■ **THE REQUEST**:
Find each line with "JSON" and copy it.

## Start

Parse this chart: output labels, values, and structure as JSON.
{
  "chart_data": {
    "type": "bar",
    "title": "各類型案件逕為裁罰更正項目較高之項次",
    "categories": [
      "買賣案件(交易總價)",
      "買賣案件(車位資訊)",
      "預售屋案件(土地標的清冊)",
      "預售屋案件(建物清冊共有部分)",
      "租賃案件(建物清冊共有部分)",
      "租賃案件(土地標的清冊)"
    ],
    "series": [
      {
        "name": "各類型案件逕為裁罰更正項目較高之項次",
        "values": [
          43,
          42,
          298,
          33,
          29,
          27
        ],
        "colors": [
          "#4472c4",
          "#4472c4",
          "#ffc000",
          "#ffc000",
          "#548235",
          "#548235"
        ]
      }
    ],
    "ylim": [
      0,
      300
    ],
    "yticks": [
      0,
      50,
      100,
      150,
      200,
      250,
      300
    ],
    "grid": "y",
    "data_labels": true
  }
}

## End
## Start

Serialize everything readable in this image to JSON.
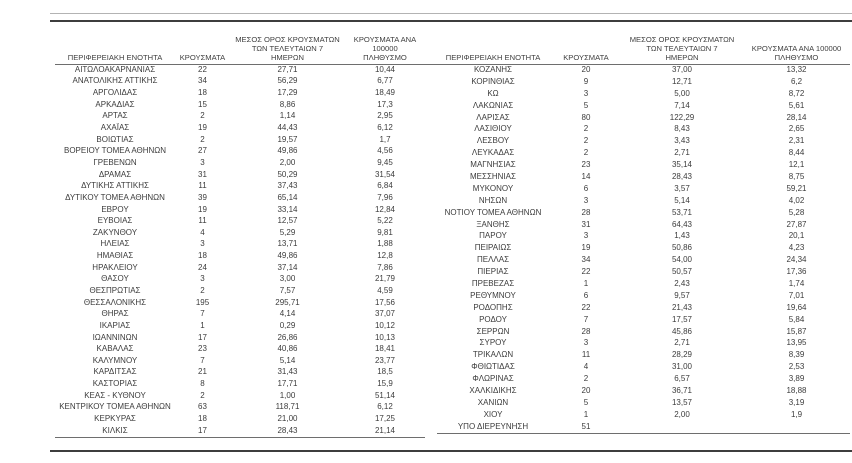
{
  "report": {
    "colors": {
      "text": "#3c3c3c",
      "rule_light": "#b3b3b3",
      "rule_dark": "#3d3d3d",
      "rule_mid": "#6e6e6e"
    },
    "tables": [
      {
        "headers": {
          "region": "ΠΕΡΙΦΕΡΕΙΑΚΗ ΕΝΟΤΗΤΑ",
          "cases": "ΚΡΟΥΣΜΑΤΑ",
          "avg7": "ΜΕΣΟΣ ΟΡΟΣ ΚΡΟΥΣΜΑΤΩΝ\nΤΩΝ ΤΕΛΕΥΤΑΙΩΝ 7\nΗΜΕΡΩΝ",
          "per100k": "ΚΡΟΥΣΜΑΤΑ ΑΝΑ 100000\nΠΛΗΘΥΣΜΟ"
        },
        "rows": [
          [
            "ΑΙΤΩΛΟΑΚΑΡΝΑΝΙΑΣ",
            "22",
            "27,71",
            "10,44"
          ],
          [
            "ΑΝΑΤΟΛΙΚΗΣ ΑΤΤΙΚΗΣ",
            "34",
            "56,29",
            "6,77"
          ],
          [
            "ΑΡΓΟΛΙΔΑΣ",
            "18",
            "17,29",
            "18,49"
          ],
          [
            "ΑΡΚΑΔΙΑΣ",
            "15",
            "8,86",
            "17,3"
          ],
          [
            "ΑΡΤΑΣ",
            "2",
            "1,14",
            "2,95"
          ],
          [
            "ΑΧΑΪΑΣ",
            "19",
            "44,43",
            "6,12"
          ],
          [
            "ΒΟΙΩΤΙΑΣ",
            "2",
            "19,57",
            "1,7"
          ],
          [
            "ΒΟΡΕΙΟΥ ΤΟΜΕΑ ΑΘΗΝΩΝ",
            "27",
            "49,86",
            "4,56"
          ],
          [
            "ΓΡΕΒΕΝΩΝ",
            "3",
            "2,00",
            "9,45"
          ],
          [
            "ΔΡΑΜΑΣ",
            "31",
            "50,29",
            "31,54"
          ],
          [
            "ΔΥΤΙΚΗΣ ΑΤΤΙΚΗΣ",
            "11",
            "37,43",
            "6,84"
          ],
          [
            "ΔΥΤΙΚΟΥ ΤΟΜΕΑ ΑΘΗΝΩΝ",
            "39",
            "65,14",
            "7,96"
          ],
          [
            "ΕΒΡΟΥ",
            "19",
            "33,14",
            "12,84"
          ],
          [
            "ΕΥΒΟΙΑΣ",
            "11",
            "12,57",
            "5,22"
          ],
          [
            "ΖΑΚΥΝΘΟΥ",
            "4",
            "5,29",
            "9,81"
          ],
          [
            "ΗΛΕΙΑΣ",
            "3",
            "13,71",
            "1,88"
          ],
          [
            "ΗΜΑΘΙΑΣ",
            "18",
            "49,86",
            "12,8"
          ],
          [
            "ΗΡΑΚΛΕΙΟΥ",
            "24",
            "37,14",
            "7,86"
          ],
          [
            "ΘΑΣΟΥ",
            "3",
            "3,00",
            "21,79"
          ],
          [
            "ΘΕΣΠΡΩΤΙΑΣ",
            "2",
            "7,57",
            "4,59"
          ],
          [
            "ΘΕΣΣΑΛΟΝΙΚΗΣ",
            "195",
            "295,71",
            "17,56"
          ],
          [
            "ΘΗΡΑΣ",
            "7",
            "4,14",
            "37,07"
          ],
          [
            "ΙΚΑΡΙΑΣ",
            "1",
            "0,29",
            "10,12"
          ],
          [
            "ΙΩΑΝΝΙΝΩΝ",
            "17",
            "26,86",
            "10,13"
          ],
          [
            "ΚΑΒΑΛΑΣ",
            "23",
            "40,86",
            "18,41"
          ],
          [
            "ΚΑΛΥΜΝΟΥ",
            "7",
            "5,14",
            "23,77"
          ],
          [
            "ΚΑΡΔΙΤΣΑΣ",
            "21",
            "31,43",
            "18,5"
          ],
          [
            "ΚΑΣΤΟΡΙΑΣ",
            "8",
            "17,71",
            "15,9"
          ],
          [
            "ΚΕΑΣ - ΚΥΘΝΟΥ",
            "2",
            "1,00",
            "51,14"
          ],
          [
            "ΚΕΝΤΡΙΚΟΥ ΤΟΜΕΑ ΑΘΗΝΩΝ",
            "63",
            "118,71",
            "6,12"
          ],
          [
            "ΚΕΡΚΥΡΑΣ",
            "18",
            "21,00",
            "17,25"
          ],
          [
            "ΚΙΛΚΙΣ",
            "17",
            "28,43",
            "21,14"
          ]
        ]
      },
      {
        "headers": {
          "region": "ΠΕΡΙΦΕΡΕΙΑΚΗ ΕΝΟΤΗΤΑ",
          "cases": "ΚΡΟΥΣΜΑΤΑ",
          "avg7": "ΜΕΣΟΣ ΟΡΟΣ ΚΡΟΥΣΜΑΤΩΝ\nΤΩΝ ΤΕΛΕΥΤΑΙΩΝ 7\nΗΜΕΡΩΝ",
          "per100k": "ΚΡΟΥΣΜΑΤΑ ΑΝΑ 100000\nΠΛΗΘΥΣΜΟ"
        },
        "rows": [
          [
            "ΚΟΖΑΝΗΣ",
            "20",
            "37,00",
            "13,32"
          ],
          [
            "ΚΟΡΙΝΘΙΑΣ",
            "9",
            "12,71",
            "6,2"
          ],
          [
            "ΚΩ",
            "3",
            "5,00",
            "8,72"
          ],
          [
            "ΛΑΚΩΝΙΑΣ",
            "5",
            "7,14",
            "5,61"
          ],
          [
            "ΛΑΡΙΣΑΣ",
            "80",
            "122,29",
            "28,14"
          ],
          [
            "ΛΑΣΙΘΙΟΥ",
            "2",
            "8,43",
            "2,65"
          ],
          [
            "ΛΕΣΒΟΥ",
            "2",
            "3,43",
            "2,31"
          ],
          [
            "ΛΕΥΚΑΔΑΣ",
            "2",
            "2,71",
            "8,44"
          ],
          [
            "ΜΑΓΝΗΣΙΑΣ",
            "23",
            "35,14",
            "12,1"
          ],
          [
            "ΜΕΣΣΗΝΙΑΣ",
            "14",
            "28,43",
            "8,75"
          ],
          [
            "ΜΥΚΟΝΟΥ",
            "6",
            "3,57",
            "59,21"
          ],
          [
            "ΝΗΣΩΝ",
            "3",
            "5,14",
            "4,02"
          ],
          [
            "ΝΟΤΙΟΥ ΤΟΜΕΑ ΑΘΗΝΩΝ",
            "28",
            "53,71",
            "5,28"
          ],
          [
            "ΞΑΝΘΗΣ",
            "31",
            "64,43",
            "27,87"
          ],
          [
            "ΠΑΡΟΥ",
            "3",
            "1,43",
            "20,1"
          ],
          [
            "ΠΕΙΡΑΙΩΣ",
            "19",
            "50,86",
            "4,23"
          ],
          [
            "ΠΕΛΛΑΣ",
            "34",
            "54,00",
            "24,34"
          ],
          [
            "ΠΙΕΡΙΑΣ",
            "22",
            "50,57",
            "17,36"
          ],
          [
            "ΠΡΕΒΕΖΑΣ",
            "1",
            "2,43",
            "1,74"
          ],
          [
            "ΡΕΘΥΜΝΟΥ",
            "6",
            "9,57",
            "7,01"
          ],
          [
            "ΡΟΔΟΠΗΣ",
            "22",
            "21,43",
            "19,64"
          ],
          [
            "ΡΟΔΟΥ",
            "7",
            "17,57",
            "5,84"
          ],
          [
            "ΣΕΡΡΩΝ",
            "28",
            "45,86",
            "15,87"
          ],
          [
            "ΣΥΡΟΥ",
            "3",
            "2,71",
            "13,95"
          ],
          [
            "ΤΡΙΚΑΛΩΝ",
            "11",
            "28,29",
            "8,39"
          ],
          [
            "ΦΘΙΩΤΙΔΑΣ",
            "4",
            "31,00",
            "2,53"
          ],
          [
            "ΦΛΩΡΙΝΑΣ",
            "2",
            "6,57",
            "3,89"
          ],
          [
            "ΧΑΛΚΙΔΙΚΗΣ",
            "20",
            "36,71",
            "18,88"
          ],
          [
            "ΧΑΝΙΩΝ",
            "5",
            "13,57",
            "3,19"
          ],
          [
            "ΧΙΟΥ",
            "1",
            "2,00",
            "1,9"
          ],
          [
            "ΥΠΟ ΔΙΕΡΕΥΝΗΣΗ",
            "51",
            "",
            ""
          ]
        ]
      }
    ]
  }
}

## End

■ **TASK SOLUTION**:
Parse this chart: output labels, values, and structure as JSON.
Serialize everything readable in this image to JSON.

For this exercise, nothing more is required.